Records to use:

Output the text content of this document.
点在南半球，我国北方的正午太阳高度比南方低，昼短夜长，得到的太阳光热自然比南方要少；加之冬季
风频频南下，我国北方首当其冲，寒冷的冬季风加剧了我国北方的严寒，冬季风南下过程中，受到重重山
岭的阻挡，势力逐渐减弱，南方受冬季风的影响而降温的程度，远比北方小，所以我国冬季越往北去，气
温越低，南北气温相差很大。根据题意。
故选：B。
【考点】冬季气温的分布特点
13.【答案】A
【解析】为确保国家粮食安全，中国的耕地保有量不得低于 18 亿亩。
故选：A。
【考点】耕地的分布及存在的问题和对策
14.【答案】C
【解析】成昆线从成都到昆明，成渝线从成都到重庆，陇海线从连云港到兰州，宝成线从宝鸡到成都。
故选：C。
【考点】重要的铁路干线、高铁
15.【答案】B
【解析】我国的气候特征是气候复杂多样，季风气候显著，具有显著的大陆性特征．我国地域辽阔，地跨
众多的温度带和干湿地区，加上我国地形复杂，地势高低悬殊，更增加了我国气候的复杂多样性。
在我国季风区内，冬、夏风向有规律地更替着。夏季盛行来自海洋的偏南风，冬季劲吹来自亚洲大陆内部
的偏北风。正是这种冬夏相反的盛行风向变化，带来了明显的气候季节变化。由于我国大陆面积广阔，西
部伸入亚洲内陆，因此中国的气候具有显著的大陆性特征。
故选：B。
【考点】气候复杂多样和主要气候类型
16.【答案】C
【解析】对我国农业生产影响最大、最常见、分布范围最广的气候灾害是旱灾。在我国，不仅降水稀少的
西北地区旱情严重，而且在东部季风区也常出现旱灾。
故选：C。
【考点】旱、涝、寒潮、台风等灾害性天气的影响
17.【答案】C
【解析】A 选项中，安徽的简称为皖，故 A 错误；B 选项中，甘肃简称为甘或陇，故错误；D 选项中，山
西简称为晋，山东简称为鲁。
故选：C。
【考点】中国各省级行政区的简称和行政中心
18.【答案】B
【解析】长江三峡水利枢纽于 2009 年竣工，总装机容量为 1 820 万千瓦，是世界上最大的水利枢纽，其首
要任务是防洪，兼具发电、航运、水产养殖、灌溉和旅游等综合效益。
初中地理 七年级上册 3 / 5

What this task involves:
Print every entry exactly as written.

In response:
Output the text content of this document.
点在南半球，我国北方的正午太阳高度比南方低，昼短夜长，得到的太阳光热自然比南方要少；加之冬季
风频频南下，我国北方首当其冲，寒冷的冬季风加剧了我国北方的严寒，冬季风南下过程中，受到重重山
岭的阻挡，势力逐渐减弱，南方受冬季风的影响而降温的程度，远比北方小，所以我国冬季越往北去，气
温越低，南北气温相差很大。根据题意。
故选：B。
【考点】冬季气温的分布特点
13.【答案】A
【解析】为确保国家粮食安全，中国的耕地保有量不得低于 18 亿亩。
故选：A。
【考点】耕地的分布及存在的问题和对策
14.【答案】C
【解析】成昆线从成都到昆明，成渝线从成都到重庆，陇海线从连云港到兰州，宝成线从宝鸡到成都。
故选：C。
【考点】重要的铁路干线、高铁
15.【答案】B
【解析】我国的气候特征是气候复杂多样，季风气候显著，具有显著的大陆性特征．我国地域辽阔，地跨
众多的温度带和干湿地区，加上我国地形复杂，地势高低悬殊，更增加了我国气候的复杂多样性。
在我国季风区内，冬、夏风向有规律地更替着。夏季盛行来自海洋的偏南风，冬季劲吹来自亚洲大陆内部
的偏北风。正是这种冬夏相反的盛行风向变化，带来了明显的气候季节变化。由于我国大陆面积广阔，西
部伸入亚洲内陆，因此中国的气候具有显著的大陆性特征。
故选：B。
【考点】气候复杂多样和主要气候类型
16.【答案】C
【解析】对我国农业生产影响最大、最常见、分布范围最广的气候灾害是旱灾。在我国，不仅降水稀少的
西北地区旱情严重，而且在东部季风区也常出现旱灾。
故选：C。
【考点】旱、涝、寒潮、台风等灾害性天气的影响
17.【答案】C
【解析】A 选项中，安徽的简称为皖，故 A 错误；B 选项中，甘肃简称为甘或陇，故错误；D 选项中，山
西简称为晋，山东简称为鲁。
故选：C。
【考点】中国各省级行政区的简称和行政中心
18.【答案】B
【解析】长江三峡水利枢纽于 2009 年竣工，总装机容量为 1 820 万千瓦，是世界上最大的水利枢纽，其首
要任务是防洪，兼具发电、航运、水产养殖、灌溉和旅游等综合效益。
初中地理 七年级上册 3 / 5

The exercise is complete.